• **What you should do**:
For each line in the data below that holds "ALMERÍA", return a copy.

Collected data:
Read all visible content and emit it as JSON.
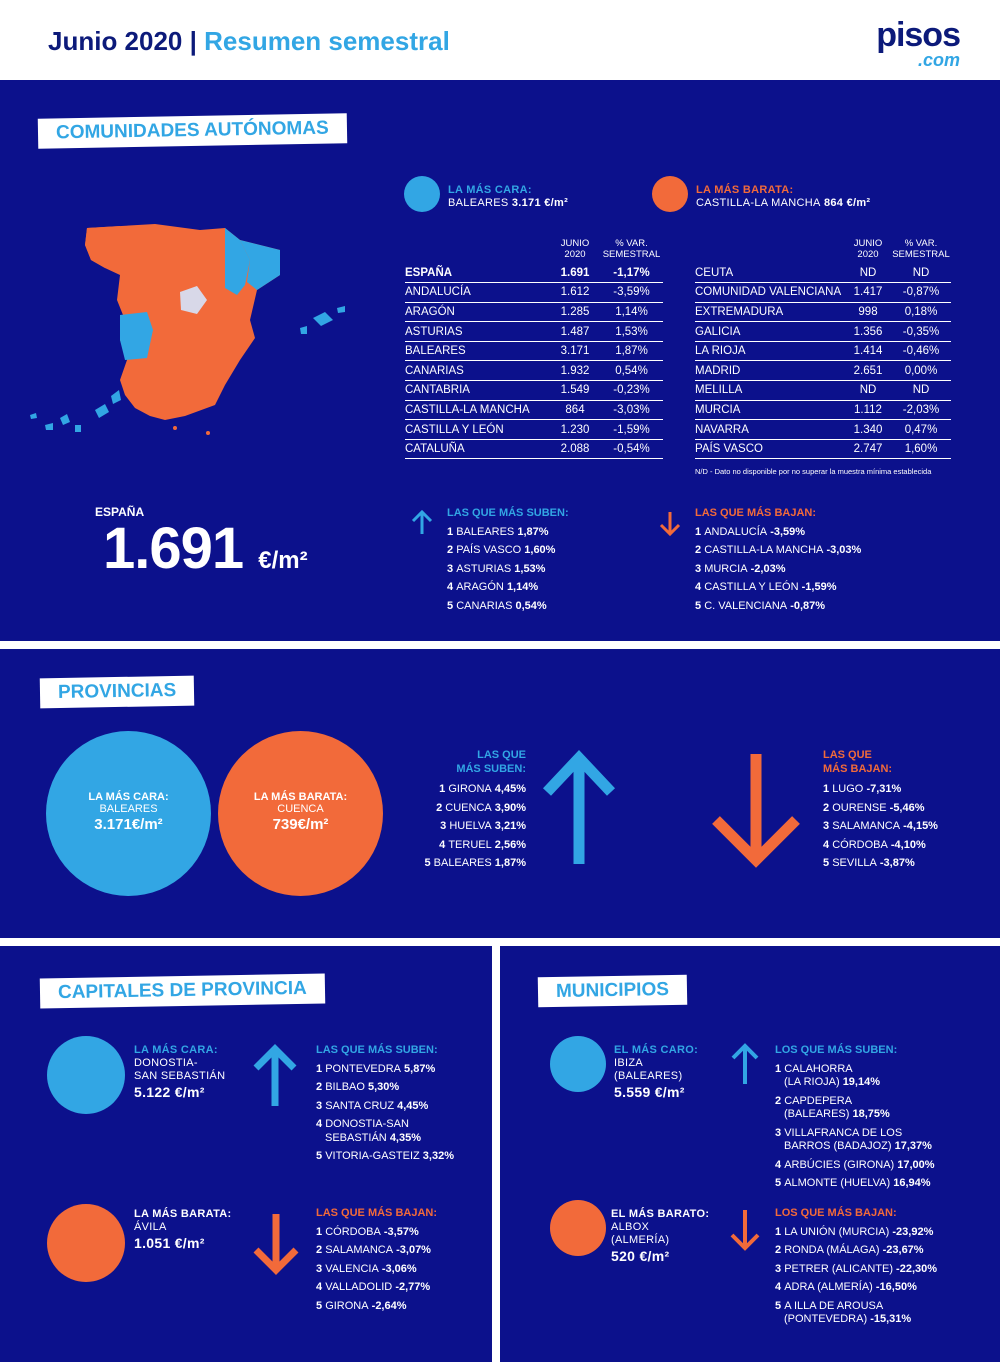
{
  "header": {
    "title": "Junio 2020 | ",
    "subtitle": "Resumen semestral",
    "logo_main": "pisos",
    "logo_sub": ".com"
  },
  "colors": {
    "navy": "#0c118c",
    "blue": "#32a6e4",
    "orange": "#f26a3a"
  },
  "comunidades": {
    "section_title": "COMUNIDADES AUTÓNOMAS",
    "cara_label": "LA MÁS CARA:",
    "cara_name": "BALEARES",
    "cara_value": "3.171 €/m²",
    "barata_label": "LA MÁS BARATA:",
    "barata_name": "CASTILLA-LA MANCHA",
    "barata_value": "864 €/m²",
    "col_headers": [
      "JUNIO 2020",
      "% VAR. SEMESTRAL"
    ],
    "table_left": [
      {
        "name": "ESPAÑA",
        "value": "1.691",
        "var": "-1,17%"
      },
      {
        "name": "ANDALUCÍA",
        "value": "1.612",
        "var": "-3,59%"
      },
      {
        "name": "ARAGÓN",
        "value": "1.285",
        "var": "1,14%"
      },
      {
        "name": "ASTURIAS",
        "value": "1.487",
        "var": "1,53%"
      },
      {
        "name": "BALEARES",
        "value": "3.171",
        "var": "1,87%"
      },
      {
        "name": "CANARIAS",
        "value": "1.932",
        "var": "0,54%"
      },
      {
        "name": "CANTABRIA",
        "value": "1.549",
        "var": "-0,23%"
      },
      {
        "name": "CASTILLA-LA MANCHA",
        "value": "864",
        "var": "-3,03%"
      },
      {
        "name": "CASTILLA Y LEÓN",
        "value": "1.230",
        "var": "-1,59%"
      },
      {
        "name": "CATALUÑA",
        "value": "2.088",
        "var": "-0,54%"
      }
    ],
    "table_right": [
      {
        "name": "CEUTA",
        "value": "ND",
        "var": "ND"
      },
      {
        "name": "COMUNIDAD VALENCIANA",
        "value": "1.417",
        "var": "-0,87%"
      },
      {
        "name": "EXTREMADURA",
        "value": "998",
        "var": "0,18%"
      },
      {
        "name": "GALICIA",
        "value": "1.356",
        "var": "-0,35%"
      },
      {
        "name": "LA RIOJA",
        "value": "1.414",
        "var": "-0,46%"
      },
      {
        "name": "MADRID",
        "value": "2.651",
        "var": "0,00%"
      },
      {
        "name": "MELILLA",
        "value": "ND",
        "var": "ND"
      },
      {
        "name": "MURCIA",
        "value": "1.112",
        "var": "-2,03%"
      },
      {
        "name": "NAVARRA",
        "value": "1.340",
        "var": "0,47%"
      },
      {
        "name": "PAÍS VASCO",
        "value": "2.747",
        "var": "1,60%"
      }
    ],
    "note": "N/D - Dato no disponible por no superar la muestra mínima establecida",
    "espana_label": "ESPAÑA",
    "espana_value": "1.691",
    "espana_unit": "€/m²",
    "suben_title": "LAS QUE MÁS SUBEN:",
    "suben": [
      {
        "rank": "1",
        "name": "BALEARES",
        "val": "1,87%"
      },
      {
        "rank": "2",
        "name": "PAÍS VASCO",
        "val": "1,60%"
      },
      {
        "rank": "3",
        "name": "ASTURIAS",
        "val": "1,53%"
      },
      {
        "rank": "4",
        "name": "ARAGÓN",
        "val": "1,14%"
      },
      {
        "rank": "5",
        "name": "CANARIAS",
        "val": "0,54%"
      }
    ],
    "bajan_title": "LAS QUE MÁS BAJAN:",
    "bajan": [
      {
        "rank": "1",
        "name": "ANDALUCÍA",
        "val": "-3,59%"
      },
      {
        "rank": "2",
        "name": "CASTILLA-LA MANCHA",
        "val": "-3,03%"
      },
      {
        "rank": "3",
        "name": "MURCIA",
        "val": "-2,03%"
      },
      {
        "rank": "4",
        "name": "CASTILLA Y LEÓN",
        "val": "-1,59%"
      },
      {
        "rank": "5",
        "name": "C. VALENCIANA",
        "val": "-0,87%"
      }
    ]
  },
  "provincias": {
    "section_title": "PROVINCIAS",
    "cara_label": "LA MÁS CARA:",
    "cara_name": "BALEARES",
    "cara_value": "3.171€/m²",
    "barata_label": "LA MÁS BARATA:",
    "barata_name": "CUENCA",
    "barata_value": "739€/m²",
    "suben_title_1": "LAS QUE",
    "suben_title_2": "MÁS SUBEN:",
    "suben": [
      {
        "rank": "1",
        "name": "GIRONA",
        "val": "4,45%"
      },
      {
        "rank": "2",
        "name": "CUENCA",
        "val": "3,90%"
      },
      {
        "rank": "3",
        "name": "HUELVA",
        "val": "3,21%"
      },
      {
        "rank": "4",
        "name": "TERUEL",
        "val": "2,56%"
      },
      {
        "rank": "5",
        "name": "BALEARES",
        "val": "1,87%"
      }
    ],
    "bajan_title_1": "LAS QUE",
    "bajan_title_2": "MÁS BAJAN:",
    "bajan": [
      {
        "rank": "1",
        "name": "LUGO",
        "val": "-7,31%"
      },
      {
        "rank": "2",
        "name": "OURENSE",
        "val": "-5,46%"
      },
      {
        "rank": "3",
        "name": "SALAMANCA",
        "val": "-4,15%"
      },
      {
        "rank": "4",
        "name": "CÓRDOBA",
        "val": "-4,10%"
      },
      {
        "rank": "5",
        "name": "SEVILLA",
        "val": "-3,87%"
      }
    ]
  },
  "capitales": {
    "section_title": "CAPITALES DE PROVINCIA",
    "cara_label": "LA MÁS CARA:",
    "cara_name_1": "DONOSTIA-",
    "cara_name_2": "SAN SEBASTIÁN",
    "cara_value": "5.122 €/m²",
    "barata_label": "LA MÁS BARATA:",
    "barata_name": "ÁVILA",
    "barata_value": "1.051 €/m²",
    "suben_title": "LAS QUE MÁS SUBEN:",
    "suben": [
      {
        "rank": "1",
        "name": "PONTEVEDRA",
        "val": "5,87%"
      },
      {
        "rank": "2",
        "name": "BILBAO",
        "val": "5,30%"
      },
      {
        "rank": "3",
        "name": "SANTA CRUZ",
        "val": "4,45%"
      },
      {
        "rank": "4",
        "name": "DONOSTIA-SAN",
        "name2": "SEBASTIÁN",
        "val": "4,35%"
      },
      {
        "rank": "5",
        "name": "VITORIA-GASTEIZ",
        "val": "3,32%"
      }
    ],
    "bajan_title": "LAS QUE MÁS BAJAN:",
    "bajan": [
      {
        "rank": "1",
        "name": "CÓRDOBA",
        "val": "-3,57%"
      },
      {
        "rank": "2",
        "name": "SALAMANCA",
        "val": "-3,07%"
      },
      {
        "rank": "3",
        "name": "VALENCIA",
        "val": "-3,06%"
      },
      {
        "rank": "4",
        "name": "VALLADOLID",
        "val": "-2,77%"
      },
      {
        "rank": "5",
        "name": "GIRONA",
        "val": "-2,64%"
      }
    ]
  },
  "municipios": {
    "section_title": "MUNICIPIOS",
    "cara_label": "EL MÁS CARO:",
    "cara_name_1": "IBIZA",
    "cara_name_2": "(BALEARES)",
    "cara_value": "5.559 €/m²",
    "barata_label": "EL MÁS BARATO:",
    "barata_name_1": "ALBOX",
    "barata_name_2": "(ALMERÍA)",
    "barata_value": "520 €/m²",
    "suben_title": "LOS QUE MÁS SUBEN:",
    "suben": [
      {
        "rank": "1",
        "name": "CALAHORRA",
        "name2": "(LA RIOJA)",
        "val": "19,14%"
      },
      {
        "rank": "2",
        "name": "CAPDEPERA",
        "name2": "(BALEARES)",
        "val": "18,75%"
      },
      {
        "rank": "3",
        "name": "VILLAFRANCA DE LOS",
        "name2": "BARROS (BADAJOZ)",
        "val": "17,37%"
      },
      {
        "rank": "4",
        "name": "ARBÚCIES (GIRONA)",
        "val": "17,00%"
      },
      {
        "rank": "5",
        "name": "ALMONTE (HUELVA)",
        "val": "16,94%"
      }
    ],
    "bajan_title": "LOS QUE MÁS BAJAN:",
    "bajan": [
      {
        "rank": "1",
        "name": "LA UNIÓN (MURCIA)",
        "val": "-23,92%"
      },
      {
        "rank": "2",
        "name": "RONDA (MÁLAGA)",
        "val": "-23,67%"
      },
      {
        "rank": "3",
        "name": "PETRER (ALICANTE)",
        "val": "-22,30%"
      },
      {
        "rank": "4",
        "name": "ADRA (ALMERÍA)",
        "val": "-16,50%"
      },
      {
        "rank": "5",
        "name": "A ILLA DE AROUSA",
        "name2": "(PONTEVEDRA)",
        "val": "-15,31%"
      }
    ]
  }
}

• **Expected answer**:
    "barata_name_2": "(ALMERÍA)",
        "name": "ADRA (ALMERÍA)",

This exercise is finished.